→ **Written problem**:
Check every line of the entries that follow, and copy the ones containing "name".
— start Material for this exercise —
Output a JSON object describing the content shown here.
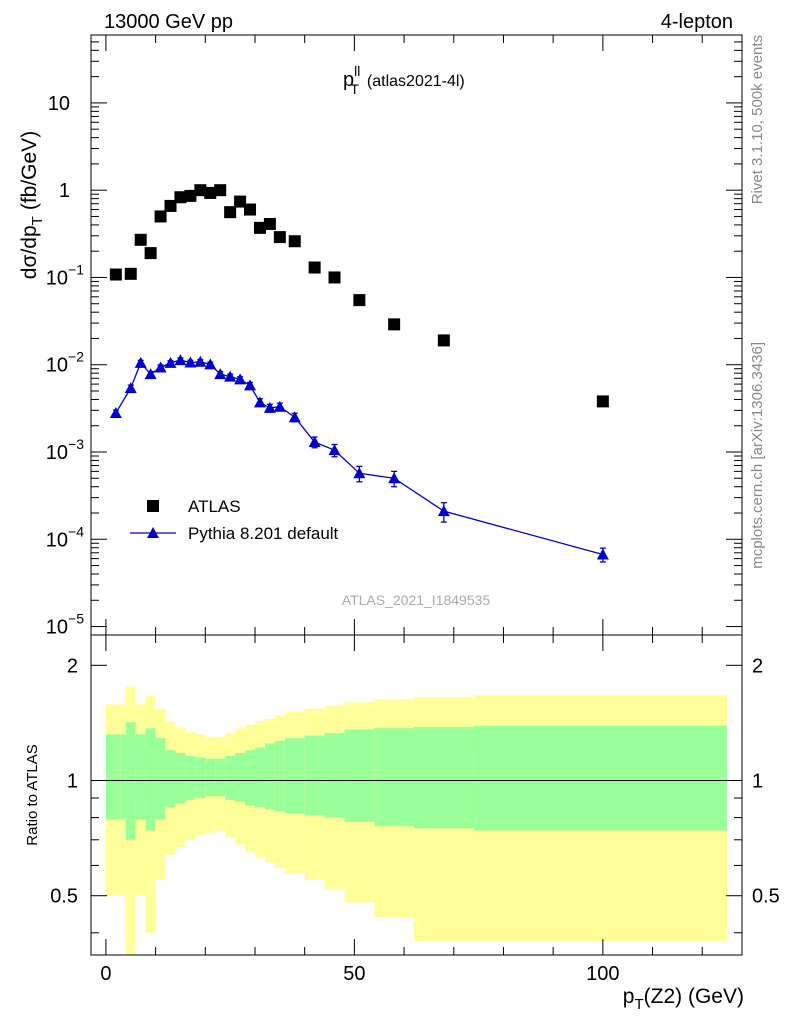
{
  "header": {
    "left": "13000 GeV pp",
    "right": "4-lepton"
  },
  "side_text": {
    "rivet": "Rivet 3.1.10,  500k events",
    "mcplots": "mcplots.cern.ch [arXiv:1306.3436]"
  },
  "panel_title": {
    "main": "p",
    "sup": "ll",
    "sub": "T",
    "suffix": "(atlas2021-4l)"
  },
  "watermark": "ATLAS_2021_I1849535",
  "axes": {
    "ylabel_main": "dσ/dp",
    "ylabel_main_sub": "T",
    "ylabel_main_unit": "(fb/GeV)",
    "ylabel_ratio": "Ratio to ATLAS",
    "xlabel": "p",
    "xlabel_sub": "T",
    "xlabel_rest": "(Z2) (GeV)",
    "x_ticks": [
      "0",
      "50",
      "100"
    ],
    "y_ticks_main": [
      {
        "base": "10",
        "exp": "−5"
      },
      {
        "base": "10",
        "exp": "−4"
      },
      {
        "base": "10",
        "exp": "−3"
      },
      {
        "base": "10",
        "exp": "−2"
      },
      {
        "base": "10",
        "exp": "−1"
      },
      {
        "base": "1",
        "exp": ""
      },
      {
        "base": "10",
        "exp": ""
      }
    ],
    "y_ticks_ratio": [
      "0.5",
      "1",
      "2"
    ]
  },
  "legend": {
    "atlas": "ATLAS",
    "pythia": "Pythia 8.201 default"
  },
  "colors": {
    "atlas": "#000000",
    "pythia": "#0000cc",
    "band_inner": "#99ff99",
    "band_outer": "#ffff99"
  },
  "chart_data": {
    "type": "scatter",
    "x_range": [
      -3,
      128
    ],
    "y_range_main": [
      8e-06,
      60
    ],
    "y_scale_main": "log",
    "y_range_ratio": [
      0.35,
      2.4
    ],
    "y_scale_ratio": "log",
    "series": [
      {
        "name": "ATLAS",
        "marker": "square",
        "x": [
          2,
          5,
          7,
          9,
          11,
          13,
          15,
          17,
          19,
          21,
          23,
          25,
          27,
          29,
          31,
          33,
          35,
          38,
          42,
          46,
          51,
          58,
          68,
          100
        ],
        "y": [
          0.108,
          0.11,
          0.27,
          0.19,
          0.5,
          0.66,
          0.83,
          0.86,
          1.0,
          0.93,
          1.0,
          0.56,
          0.74,
          0.6,
          0.37,
          0.41,
          0.29,
          0.26,
          0.13,
          0.1,
          0.055,
          0.029,
          0.019,
          0.0038
        ]
      },
      {
        "name": "Pythia 8.201 default",
        "marker": "triangle",
        "x": [
          2,
          5,
          7,
          9,
          11,
          13,
          15,
          17,
          19,
          21,
          23,
          25,
          27,
          29,
          31,
          33,
          35,
          38,
          42,
          46,
          51,
          58,
          68,
          100
        ],
        "y": [
          0.0028,
          0.0054,
          0.0105,
          0.0078,
          0.0093,
          0.0105,
          0.0113,
          0.0106,
          0.0108,
          0.0101,
          0.0078,
          0.0073,
          0.0068,
          0.0058,
          0.0037,
          0.0032,
          0.0033,
          0.0025,
          0.0013,
          0.00105,
          0.00057,
          0.0005,
          0.00021,
          6.7e-05
        ],
        "yerr_frac": [
          0.08,
          0.08,
          0.07,
          0.07,
          0.07,
          0.06,
          0.06,
          0.06,
          0.06,
          0.06,
          0.07,
          0.07,
          0.07,
          0.08,
          0.1,
          0.1,
          0.1,
          0.11,
          0.14,
          0.16,
          0.2,
          0.2,
          0.25,
          0.18
        ]
      }
    ],
    "ratio_bands": {
      "edges": [
        0,
        3,
        4,
        6,
        8,
        10,
        12,
        14,
        16,
        18,
        20,
        22,
        24,
        26,
        28,
        30,
        32,
        34,
        36,
        40,
        44,
        48,
        54,
        62,
        74,
        125
      ],
      "inner_lo": [
        0.79,
        0.79,
        0.7,
        0.79,
        0.74,
        0.79,
        0.85,
        0.87,
        0.89,
        0.9,
        0.91,
        0.91,
        0.89,
        0.88,
        0.86,
        0.85,
        0.84,
        0.83,
        0.82,
        0.81,
        0.8,
        0.78,
        0.76,
        0.75,
        0.74
      ],
      "inner_hi": [
        1.32,
        1.32,
        1.42,
        1.32,
        1.37,
        1.29,
        1.2,
        1.18,
        1.16,
        1.15,
        1.14,
        1.14,
        1.16,
        1.18,
        1.2,
        1.22,
        1.25,
        1.27,
        1.29,
        1.31,
        1.33,
        1.36,
        1.37,
        1.38,
        1.39
      ],
      "outer_lo": [
        0.5,
        0.5,
        0.33,
        0.5,
        0.4,
        0.55,
        0.64,
        0.67,
        0.7,
        0.72,
        0.73,
        0.74,
        0.71,
        0.68,
        0.65,
        0.63,
        0.61,
        0.59,
        0.57,
        0.55,
        0.52,
        0.48,
        0.44,
        0.38,
        0.38
      ],
      "outer_hi": [
        1.58,
        1.58,
        1.76,
        1.58,
        1.66,
        1.54,
        1.42,
        1.37,
        1.34,
        1.32,
        1.3,
        1.3,
        1.33,
        1.37,
        1.4,
        1.43,
        1.45,
        1.48,
        1.51,
        1.54,
        1.57,
        1.6,
        1.63,
        1.65,
        1.67
      ]
    }
  }
}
— end Material for this exercise —
→ **Response**:
        "name": "ATLAS",
        "name": "Pythia 8.201 default",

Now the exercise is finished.